• **Problem statement**
Extract the text of every entry below exactly; leave images out.

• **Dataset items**
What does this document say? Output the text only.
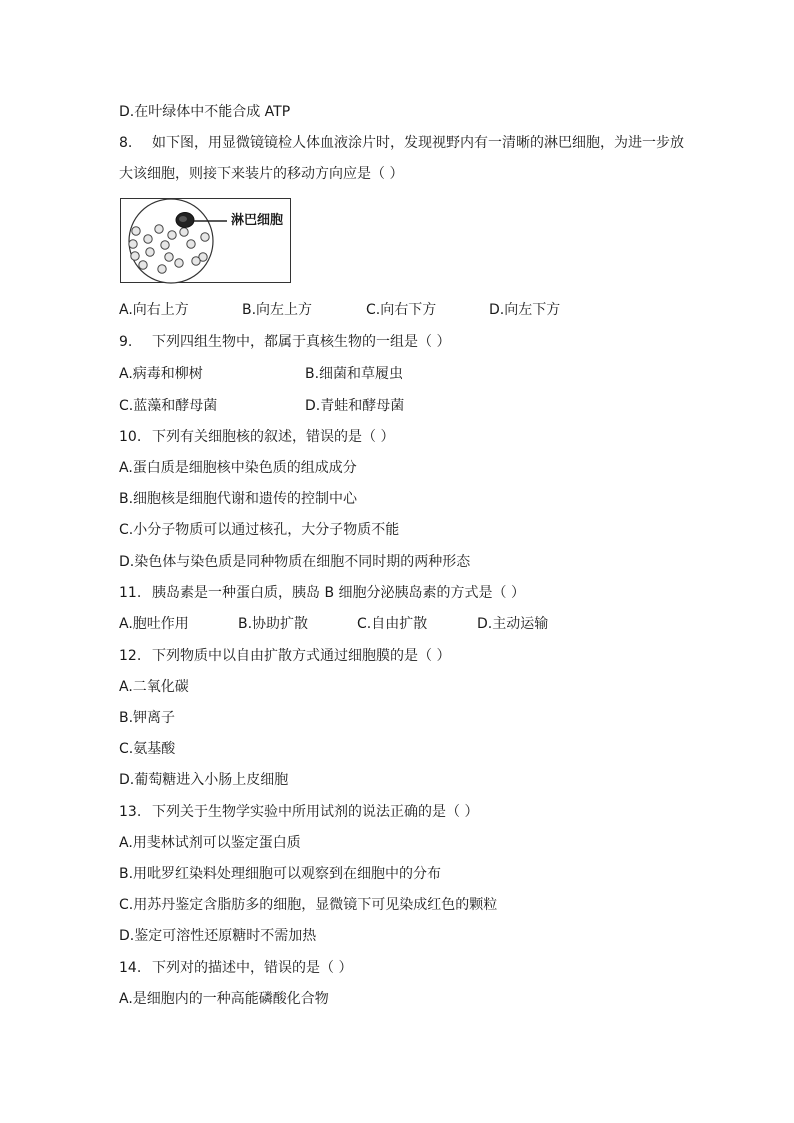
D.在叶绿体中不能合成 ATP
8. 如下图，用显微镜镜检人体血液涂片时，发现视野内有一清晰的淋巴细胞，为进一步放
大该细胞，则接下来装片的移动方向应是（ ）
淋巴细胞
A.向右上方	B.向左上方	C.向右下方	D.向左下方
9. 下列四组生物中，都属于真核生物的一组是（ ）
A.病毒和柳树	B.细菌和草履虫
C.蓝藻和酵母菌	D.青蛙和酵母菌
10. 下列有关细胞核的叙述，错误的是（ ）
A.蛋白质是细胞核中染色质的组成成分
B.细胞核是细胞代谢和遗传的控制中心
C.小分子物质可以通过核孔，大分子物质不能
D.染色体与染色质是同种物质在细胞不同时期的两种形态
11. 胰岛素是一种蛋白质，胰岛 B 细胞分泌胰岛素的方式是（ ）
A.胞吐作用	B.协助扩散	C.自由扩散	D.主动运输
12. 下列物质中以自由扩散方式通过细胞膜的是（ ）
A.二氧化碳
B.钾离子
C.氨基酸
D.葡萄糖进入小肠上皮细胞
13. 下列关于生物学实验中所用试剂的说法正确的是（ ）
A.用斐林试剂可以鉴定蛋白质
B.用吡罗红染料处理细胞可以观察到在细胞中的分布
C.用苏丹鉴定含脂肪多的细胞，显微镜下可见染成红色的颗粒
D.鉴定可溶性还原糖时不需加热
14. 下列对的描述中，错误的是（ ）
A.是细胞内的一种高能磷酸化合物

• **Solution**
What does this document say? Output the text only.
D.在叶绿体中不能合成 ATP
8. 如下图，用显微镜镜检人体血液涂片时，发现视野内有一清晰的淋巴细胞，为进一步放
大该细胞，则接下来装片的移动方向应是（ ）
淋巴细胞
A.向右上方	B.向左上方	C.向右下方	D.向左下方
9. 下列四组生物中，都属于真核生物的一组是（ ）
A.病毒和柳树	B.细菌和草履虫
C.蓝藻和酵母菌	D.青蛙和酵母菌
10. 下列有关细胞核的叙述，错误的是（ ）
A.蛋白质是细胞核中染色质的组成成分
B.细胞核是细胞代谢和遗传的控制中心
C.小分子物质可以通过核孔，大分子物质不能
D.染色体与染色质是同种物质在细胞不同时期的两种形态
11. 胰岛素是一种蛋白质，胰岛 B 细胞分泌胰岛素的方式是（ ）
A.胞吐作用	B.协助扩散	C.自由扩散	D.主动运输
12. 下列物质中以自由扩散方式通过细胞膜的是（ ）
A.二氧化碳
B.钾离子
C.氨基酸
D.葡萄糖进入小肠上皮细胞
13. 下列关于生物学实验中所用试剂的说法正确的是（ ）
A.用斐林试剂可以鉴定蛋白质
B.用吡罗红染料处理细胞可以观察到在细胞中的分布
C.用苏丹鉴定含脂肪多的细胞，显微镜下可见染成红色的颗粒
D.鉴定可溶性还原糖时不需加热
14. 下列对的描述中，错误的是（ ）
A.是细胞内的一种高能磷酸化合物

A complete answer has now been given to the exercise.